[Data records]
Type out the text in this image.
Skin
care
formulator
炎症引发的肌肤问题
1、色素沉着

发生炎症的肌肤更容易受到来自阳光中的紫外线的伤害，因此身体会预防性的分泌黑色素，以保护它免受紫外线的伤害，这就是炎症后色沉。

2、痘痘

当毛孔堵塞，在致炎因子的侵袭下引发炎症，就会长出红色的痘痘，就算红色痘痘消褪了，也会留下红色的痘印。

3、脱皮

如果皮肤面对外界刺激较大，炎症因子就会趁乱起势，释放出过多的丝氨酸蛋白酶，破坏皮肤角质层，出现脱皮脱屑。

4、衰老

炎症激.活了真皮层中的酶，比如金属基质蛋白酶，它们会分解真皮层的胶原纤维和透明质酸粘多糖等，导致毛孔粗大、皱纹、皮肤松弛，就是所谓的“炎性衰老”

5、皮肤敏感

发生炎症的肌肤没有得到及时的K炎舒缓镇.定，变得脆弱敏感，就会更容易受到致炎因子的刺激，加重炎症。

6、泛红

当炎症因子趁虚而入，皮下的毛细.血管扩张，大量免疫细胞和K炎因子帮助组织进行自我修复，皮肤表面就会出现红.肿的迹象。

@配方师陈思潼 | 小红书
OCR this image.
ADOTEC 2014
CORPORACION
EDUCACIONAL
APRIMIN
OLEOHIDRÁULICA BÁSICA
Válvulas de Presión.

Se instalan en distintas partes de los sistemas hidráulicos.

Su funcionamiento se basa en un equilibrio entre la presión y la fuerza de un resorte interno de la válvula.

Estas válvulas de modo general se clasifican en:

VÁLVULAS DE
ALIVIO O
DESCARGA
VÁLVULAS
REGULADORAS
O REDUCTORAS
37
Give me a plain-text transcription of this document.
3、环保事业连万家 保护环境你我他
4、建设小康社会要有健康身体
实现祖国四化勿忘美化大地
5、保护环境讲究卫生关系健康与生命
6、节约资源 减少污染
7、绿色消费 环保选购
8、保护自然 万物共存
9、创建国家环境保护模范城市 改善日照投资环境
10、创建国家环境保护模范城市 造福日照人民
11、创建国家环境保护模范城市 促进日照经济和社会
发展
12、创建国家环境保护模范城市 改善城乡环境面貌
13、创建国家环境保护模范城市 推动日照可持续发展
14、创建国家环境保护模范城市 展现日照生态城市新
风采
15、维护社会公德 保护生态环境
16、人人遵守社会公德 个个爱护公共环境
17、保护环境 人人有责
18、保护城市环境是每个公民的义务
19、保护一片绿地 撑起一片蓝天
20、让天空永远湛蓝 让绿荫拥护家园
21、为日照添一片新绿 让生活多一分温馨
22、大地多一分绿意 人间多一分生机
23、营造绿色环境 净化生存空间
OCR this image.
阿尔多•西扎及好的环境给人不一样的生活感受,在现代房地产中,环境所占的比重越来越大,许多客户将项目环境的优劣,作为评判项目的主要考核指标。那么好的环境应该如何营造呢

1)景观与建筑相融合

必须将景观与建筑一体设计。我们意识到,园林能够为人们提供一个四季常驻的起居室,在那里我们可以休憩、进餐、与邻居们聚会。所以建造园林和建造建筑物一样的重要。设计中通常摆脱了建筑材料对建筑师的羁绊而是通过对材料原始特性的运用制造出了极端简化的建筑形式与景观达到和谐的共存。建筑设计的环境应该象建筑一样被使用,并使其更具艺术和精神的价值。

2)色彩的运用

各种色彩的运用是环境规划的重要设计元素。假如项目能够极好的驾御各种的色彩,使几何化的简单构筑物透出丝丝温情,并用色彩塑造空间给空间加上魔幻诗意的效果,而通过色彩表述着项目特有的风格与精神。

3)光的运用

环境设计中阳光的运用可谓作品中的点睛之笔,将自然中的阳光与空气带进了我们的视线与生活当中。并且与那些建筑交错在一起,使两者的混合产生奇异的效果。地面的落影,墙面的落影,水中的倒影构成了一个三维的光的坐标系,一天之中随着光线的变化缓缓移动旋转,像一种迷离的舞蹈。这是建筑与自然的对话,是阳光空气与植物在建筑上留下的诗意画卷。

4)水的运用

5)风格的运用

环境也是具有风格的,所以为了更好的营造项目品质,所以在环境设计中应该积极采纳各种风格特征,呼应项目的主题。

[WHAT IS NEEDED] The line containing "Give me a plain-text" marks the start; retype it and each line after it through the end of the records above, exactly.

[FULL RESPONSE]
Give me a plain-text transcription of this document.
3、环保事业连万家 保护环境你我他
4、建设小康社会要有健康身体
实现祖国四化勿忘美化大地
5、保护环境讲究卫生关系健康与生命
6、节约资源 减少污染
7、绿色消费 环保选购
8、保护自然 万物共存
9、创建国家环境保护模范城市 改善日照投资环境
10、创建国家环境保护模范城市 造福日照人民
11、创建国家环境保护模范城市 促进日照经济和社会
发展
12、创建国家环境保护模范城市 改善城乡环境面貌
13、创建国家环境保护模范城市 推动日照可持续发展
14、创建国家环境保护模范城市 展现日照生态城市新
风采
15、维护社会公德 保护生态环境
16、人人遵守社会公德 个个爱护公共环境
17、保护环境 人人有责
18、保护城市环境是每个公民的义务
19、保护一片绿地 撑起一片蓝天
20、让天空永远湛蓝 让绿荫拥护家园
21、为日照添一片新绿 让生活多一分温馨
22、大地多一分绿意 人间多一分生机
23、营造绿色环境 净化生存空间
OCR this image.
阿尔多•西扎及好的环境给人不一样的生活感受,在现代房地产中,环境所占的比重越来越大,许多客户将项目环境的优劣,作为评判项目的主要考核指标。那么好的环境应该如何营造呢

1)景观与建筑相融合

必须将景观与建筑一体设计。我们意识到,园林能够为人们提供一个四季常驻的起居室,在那里我们可以休憩、进餐、与邻居们聚会。所以建造园林和建造建筑物一样的重要。设计中通常摆脱了建筑材料对建筑师的羁绊而是通过对材料原始特性的运用制造出了极端简化的建筑形式与景观达到和谐的共存。建筑设计的环境应该象建筑一样被使用,并使其更具艺术和精神的价值。

2)色彩的运用

各种色彩的运用是环境规划的重要设计元素。假如项目能够极好的驾御各种的色彩,使几何化的简单构筑物透出丝丝温情,并用色彩塑造空间给空间加上魔幻诗意的效果,而通过色彩表述着项目特有的风格与精神。

3)光的运用

环境设计中阳光的运用可谓作品中的点睛之笔,将自然中的阳光与空气带进了我们的视线与生活当中。并且与那些建筑交错在一起,使两者的混合产生奇异的效果。地面的落影,墙面的落影,水中的倒影构成了一个三维的光的坐标系,一天之中随着光线的变化缓缓移动旋转,像一种迷离的舞蹈。这是建筑与自然的对话,是阳光空气与植物在建筑上留下的诗意画卷。

4)水的运用

5)风格的运用

环境也是具有风格的,所以为了更好的营造项目品质,所以在环境设计中应该积极采纳各种风格特征,呼应项目的主题。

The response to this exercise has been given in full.